* _Data to process_:

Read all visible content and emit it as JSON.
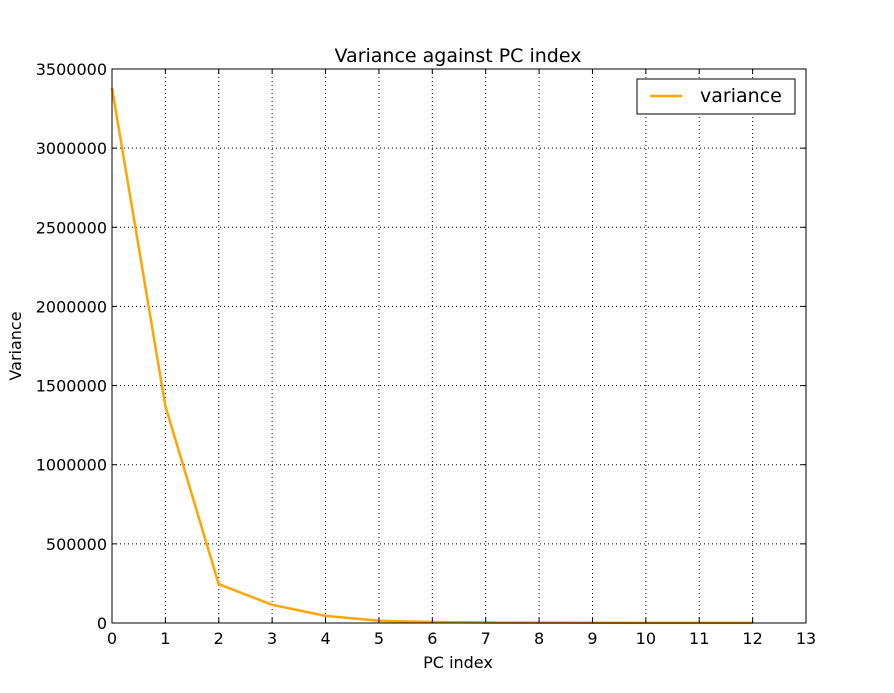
{
  "chart_data": {
    "type": "line",
    "title": "Variance against PC index",
    "xlabel": "PC index",
    "ylabel": "Variance",
    "xlim": [
      0,
      13
    ],
    "ylim": [
      0,
      3500000
    ],
    "xticks": [
      0,
      1,
      2,
      3,
      4,
      5,
      6,
      7,
      8,
      9,
      10,
      11,
      12,
      13
    ],
    "yticks": [
      0,
      500000,
      1000000,
      1500000,
      2000000,
      2500000,
      3000000,
      3500000
    ],
    "grid": true,
    "legend_position": "top-right",
    "series": [
      {
        "name": "variance",
        "color": "#ffa500",
        "x": [
          0,
          1,
          2,
          3,
          4,
          5,
          6,
          7,
          8,
          9,
          10,
          11,
          12
        ],
        "y": [
          3380000,
          1370000,
          245000,
          115000,
          45000,
          14000,
          6000,
          3000,
          2000,
          1500,
          1000,
          800,
          500
        ]
      }
    ]
  }
}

* _What is required_:
Each line in the records above should be reproduced exactly; images are not copied.

* _Task answer_:
Read all visible content and emit it as JSON.
{
  "chart_data": {
    "type": "line",
    "title": "Variance against PC index",
    "xlabel": "PC index",
    "ylabel": "Variance",
    "xlim": [
      0,
      13
    ],
    "ylim": [
      0,
      3500000
    ],
    "xticks": [
      0,
      1,
      2,
      3,
      4,
      5,
      6,
      7,
      8,
      9,
      10,
      11,
      12,
      13
    ],
    "yticks": [
      0,
      500000,
      1000000,
      1500000,
      2000000,
      2500000,
      3000000,
      3500000
    ],
    "grid": true,
    "legend_position": "top-right",
    "series": [
      {
        "name": "variance",
        "color": "#ffa500",
        "x": [
          0,
          1,
          2,
          3,
          4,
          5,
          6,
          7,
          8,
          9,
          10,
          11,
          12
        ],
        "y": [
          3380000,
          1370000,
          245000,
          115000,
          45000,
          14000,
          6000,
          3000,
          2000,
          1500,
          1000,
          800,
          500
        ]
      }
    ]
  }
}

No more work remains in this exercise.